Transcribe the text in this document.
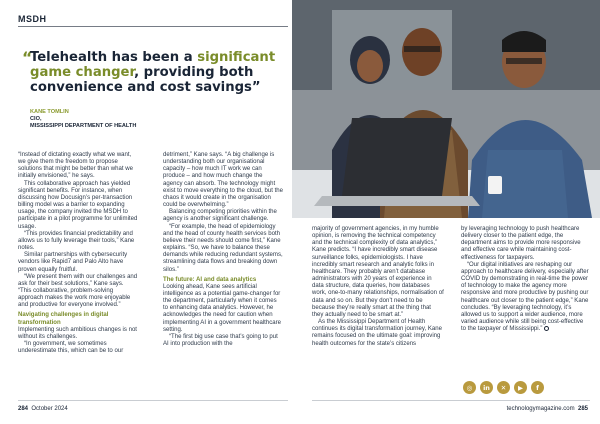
MSDH
“
Telehealth has been a significant game changer, providing both convenience and cost savings”
KANE TOMLIN
CIO,
MISSISSIPPI DEPARTMENT OF HEALTH

“Instead of dictating exactly what we want, we give them the freedom to propose solutions that might be better than what we initially envisioned,” he says.

This collaborative approach has yielded significant benefits. For instance, when discussing how Docusign’s per-transaction billing model was a barrier to expanding usage, the company invited the MSDH to participate in a pilot programme for unlimited usage.

“This provides financial predictability and allows us to fully leverage their tools,” Kane notes.

Similar partnerships with cybersecurity vendors like Rapid7 and Palo Alto have proven equally fruitful.

“We present them with our challenges and ask for their best solutions,” Kane says. “This collaborative, problem-solving approach makes the work more enjoyable and productive for everyone involved.”

Navigating challenges in digital transformation

Implementing such ambitious changes is not without its challenges.

“In government, we sometimes underestimate this, which can be to our

detriment,” Kane says. “A big challenge is understanding both our organisational capacity – how much IT work we can produce – and how much change the agency can absorb. The technology might exist to move everything to the cloud, but the chaos it would create in the organisation could be overwhelming.”

Balancing competing priorities within the agency is another significant challenge.

“For example, the head of epidemiology and the head of county health services both believe their needs should come first,” Kane explains. “So, we have to balance these demands while reducing redundant systems, streamlining data flows and breaking down silos.”

The future: AI and data analytics

Looking ahead, Kane sees artificial intelligence as a potential game-changer for the department, particularly when it comes to enhancing data analytics. However, he acknowledges the need for caution when implementing AI in a government healthcare setting.

“The first big use case that’s going to put AI into production with the

majority of government agencies, in my humble opinion, is removing the technical competency and the technical complexity of data analytics,” Kane predicts. “I have incredibly smart disease surveillance folks, epidemiologists. I have incredibly smart research and analytic folks in healthcare. They probably aren’t database administrators with 20 years of experience in data structure, data queries, how databases work, one-to-many relationships, normalisation of data and so on. But they don’t need to be because they’re really smart at the thing that they actually need to be smart at.”

As the Mississippi Department of Health continues its digital transformation journey, Kane remains focused on the ultimate goal: improving health outcomes for the state’s citizens

by leveraging technology to push healthcare delivery closer to the patient edge, the department aims to provide more responsive and effective care while maintaining cost-effectiveness for taxpayers.

“Our digital initiatives are reshaping our approach to healthcare delivery, especially after COVID by demonstrating in real-time the power of technology to make the agency more responsive and more productive by pushing our healthcare out closer to the patient edge,” Kane concludes. “By leveraging technology, it’s allowed us to support a wider audience, more varied audience while still being cost-effective to the taxpayer of Mississippi.”

◎	in	✕	▶	f
284 October 2024	technologymagazine.com 285
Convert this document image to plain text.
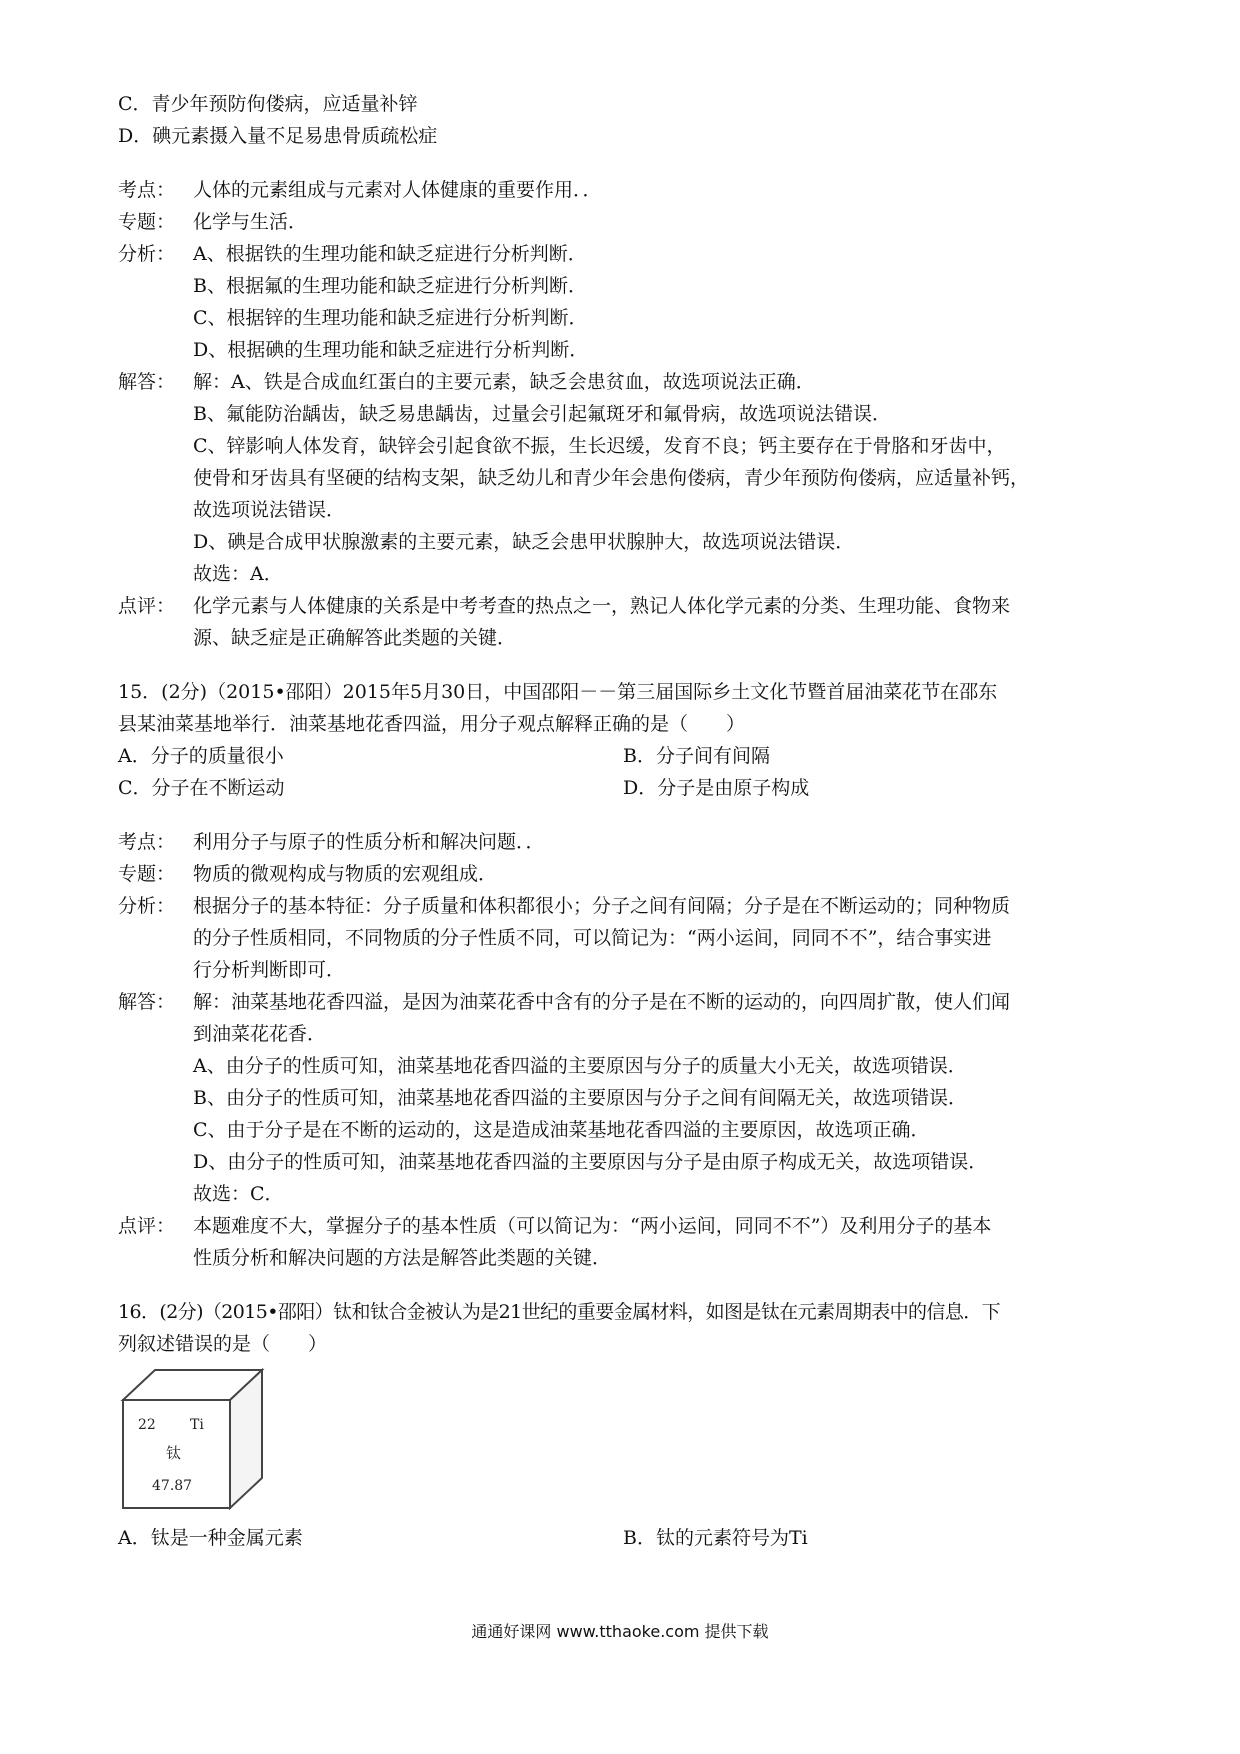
C．青少年预防佝偻病，应适量补锌
D．碘元素摄入量不足易患骨质疏松症
考点： 人体的元素组成与元素对人体健康的重要作用．．
专题： 化学与生活．
分析： A、根据铁的生理功能和缺乏症进行分析判断．
B、根据氟的生理功能和缺乏症进行分析判断．
C、根据锌的生理功能和缺乏症进行分析判断．
D、根据碘的生理功能和缺乏症进行分析判断．
解答： 解：A、铁是合成血红蛋白的主要元素，缺乏会患贫血，故选项说法正确．
B、氟能防治龋齿，缺乏易患龋齿，过量会引起氟斑牙和氟骨病，故选项说法错误．
C、锌影响人体发育，缺锌会引起食欲不振，生长迟缓，发育不良；钙主要存在于骨胳和牙齿中，
使骨和牙齿具有坚硬的结构支架，缺乏幼儿和青少年会患佝偻病，青少年预防佝偻病，应适量补钙，
故选项说法错误．
D、碘是合成甲状腺激素的主要元素，缺乏会患甲状腺肿大，故选项说法错误．
故选：A．
点评： 化学元素与人体健康的关系是中考考查的热点之一，熟记人体化学元素的分类、生理功能、食物来
源、缺乏症是正确解答此类题的关键．
15．(2分)（2015•邵阳）2015年5月30日，中国邵阳－－第三届国际乡土文化节暨首届油菜花节在邵东
县某油菜基地举行．油菜基地花香四溢，用分子观点解释正确的是（　　）
A．分子的质量很小	B．分子间有间隔
C．分子在不断运动	D．分子是由原子构成
考点： 利用分子与原子的性质分析和解决问题．．
专题： 物质的微观构成与物质的宏观组成．
分析： 根据分子的基本特征：分子质量和体积都很小；分子之间有间隔；分子是在不断运动的；同种物质
的分子性质相同，不同物质的分子性质不同，可以简记为：“两小运间，同同不不”，结合事实进
行分析判断即可．
解答： 解：油菜基地花香四溢，是因为油菜花香中含有的分子是在不断的运动的，向四周扩散，使人们闻
到油菜花花香．
A、由分子的性质可知，油菜基地花香四溢的主要原因与分子的质量大小无关，故选项错误．
B、由分子的性质可知，油菜基地花香四溢的主要原因与分子之间有间隔无关，故选项错误．
C、由于分子是在不断的运动的，这是造成油菜基地花香四溢的主要原因，故选项正确．
D、由分子的性质可知，油菜基地花香四溢的主要原因与分子是由原子构成无关，故选项错误．
故选：C．
点评： 本题难度不大，掌握分子的基本性质（可以简记为：“两小运间，同同不不”）及利用分子的基本
性质分析和解决问题的方法是解答此类题的关键．
16．(2分)（2015•邵阳）钛和钛合金被认为是21世纪的重要金属材料，如图是钛在元素周期表中的信息．下
列叙述错误的是（　　）
22 Ti
钛
47.87
A．钛是一种金属元素	B．钛的元素符号为Ti
通通好课网 www.tthaoke.com 提供下载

→ **WHAT THIS TASK INVOLVES**
Repeat each entry precisely as it appears. Leave the pictures out.

→ **OUTPUT FOR THIS EXERCISE**
Transcribe the text in this document.
MSDH
“
Telehealth has been a significant game changer, providing both convenience and cost savings”
KANE TOMLIN
CIO,
MISSISSIPPI DEPARTMENT OF HEALTH

“Instead of dictating exactly what we want, we give them the freedom to propose solutions that might be better than what we initially envisioned,” he says.

This collaborative approach has yielded significant benefits. For instance, when discussing how Docusign’s per-transaction billing model was a barrier to expanding usage, the company invited the MSDH to participate in a pilot programme for unlimited usage.

“This provides financial predictability and allows us to fully leverage their tools,” Kane notes.

Similar partnerships with cybersecurity vendors like Rapid7 and Palo Alto have proven equally fruitful.

“We present them with our challenges and ask for their best solutions,” Kane says. “This collaborative, problem-solving approach makes the work more enjoyable and productive for everyone involved.”

Navigating challenges in digital transformation

Implementing such ambitious changes is not without its challenges.

“In government, we sometimes underestimate this, which can be to our

detriment,” Kane says. “A big challenge is understanding both our organisational capacity – how much IT work we can produce – and how much change the agency can absorb. The technology might exist to move everything to the cloud, but the chaos it would create in the organisation could be overwhelming.”

Balancing competing priorities within the agency is another significant challenge.

“For example, the head of epidemiology and the head of county health services both believe their needs should come first,” Kane explains. “So, we have to balance these demands while reducing redundant systems, streamlining data flows and breaking down silos.”

The future: AI and data analytics

Looking ahead, Kane sees artificial intelligence as a potential game-changer for the department, particularly when it comes to enhancing data analytics. However, he acknowledges the need for caution when implementing AI in a government healthcare setting.

“The first big use case that’s going to put AI into production with the

majority of government agencies, in my humble opinion, is removing the technical competency and the technical complexity of data analytics,” Kane predicts. “I have incredibly smart disease surveillance folks, epidemiologists. I have incredibly smart research and analytic folks in healthcare. They probably aren’t database administrators with 20 years of experience in data structure, data queries, how databases work, one-to-many relationships, normalisation of data and so on. But they don’t need to be because they’re really smart at the thing that they actually need to be smart at.”

As the Mississippi Department of Health continues its digital transformation journey, Kane remains focused on the ultimate goal: improving health outcomes for the state’s citizens

by leveraging technology to push healthcare delivery closer to the patient edge, the department aims to provide more responsive and effective care while maintaining cost-effectiveness for taxpayers.

“Our digital initiatives are reshaping our approach to healthcare delivery, especially after COVID by demonstrating in real-time the power of technology to make the agency more responsive and more productive by pushing our healthcare out closer to the patient edge,” Kane concludes. “By leveraging technology, it’s allowed us to support a wider audience, more varied audience while still being cost-effective to the taxpayer of Mississippi.”

◎	in	✕	▶	f
284 October 2024	technologymagazine.com 285
Convert this document image to plain text.
C．青少年预防佝偻病，应适量补锌
D．碘元素摄入量不足易患骨质疏松症
考点： 人体的元素组成与元素对人体健康的重要作用．．
专题： 化学与生活．
分析： A、根据铁的生理功能和缺乏症进行分析判断．
B、根据氟的生理功能和缺乏症进行分析判断．
C、根据锌的生理功能和缺乏症进行分析判断．
D、根据碘的生理功能和缺乏症进行分析判断．
解答： 解：A、铁是合成血红蛋白的主要元素，缺乏会患贫血，故选项说法正确．
B、氟能防治龋齿，缺乏易患龋齿，过量会引起氟斑牙和氟骨病，故选项说法错误．
C、锌影响人体发育，缺锌会引起食欲不振，生长迟缓，发育不良；钙主要存在于骨胳和牙齿中，
使骨和牙齿具有坚硬的结构支架，缺乏幼儿和青少年会患佝偻病，青少年预防佝偻病，应适量补钙，
故选项说法错误．
D、碘是合成甲状腺激素的主要元素，缺乏会患甲状腺肿大，故选项说法错误．
故选：A．
点评： 化学元素与人体健康的关系是中考考查的热点之一，熟记人体化学元素的分类、生理功能、食物来
源、缺乏症是正确解答此类题的关键．
15．(2分)（2015•邵阳）2015年5月30日，中国邵阳－－第三届国际乡土文化节暨首届油菜花节在邵东
县某油菜基地举行．油菜基地花香四溢，用分子观点解释正确的是（　　）
A．分子的质量很小	B．分子间有间隔
C．分子在不断运动	D．分子是由原子构成
考点： 利用分子与原子的性质分析和解决问题．．
专题： 物质的微观构成与物质的宏观组成．
分析： 根据分子的基本特征：分子质量和体积都很小；分子之间有间隔；分子是在不断运动的；同种物质
的分子性质相同，不同物质的分子性质不同，可以简记为：“两小运间，同同不不”，结合事实进
行分析判断即可．
解答： 解：油菜基地花香四溢，是因为油菜花香中含有的分子是在不断的运动的，向四周扩散，使人们闻
到油菜花花香．
A、由分子的性质可知，油菜基地花香四溢的主要原因与分子的质量大小无关，故选项错误．
B、由分子的性质可知，油菜基地花香四溢的主要原因与分子之间有间隔无关，故选项错误．
C、由于分子是在不断的运动的，这是造成油菜基地花香四溢的主要原因，故选项正确．
D、由分子的性质可知，油菜基地花香四溢的主要原因与分子是由原子构成无关，故选项错误．
故选：C．
点评： 本题难度不大，掌握分子的基本性质（可以简记为：“两小运间，同同不不”）及利用分子的基本
性质分析和解决问题的方法是解答此类题的关键．
16．(2分)（2015•邵阳）钛和钛合金被认为是21世纪的重要金属材料，如图是钛在元素周期表中的信息．下
列叙述错误的是（　　）
22 Ti
钛
47.87
A．钛是一种金属元素	B．钛的元素符号为Ti
通通好课网 www.tthaoke.com 提供下载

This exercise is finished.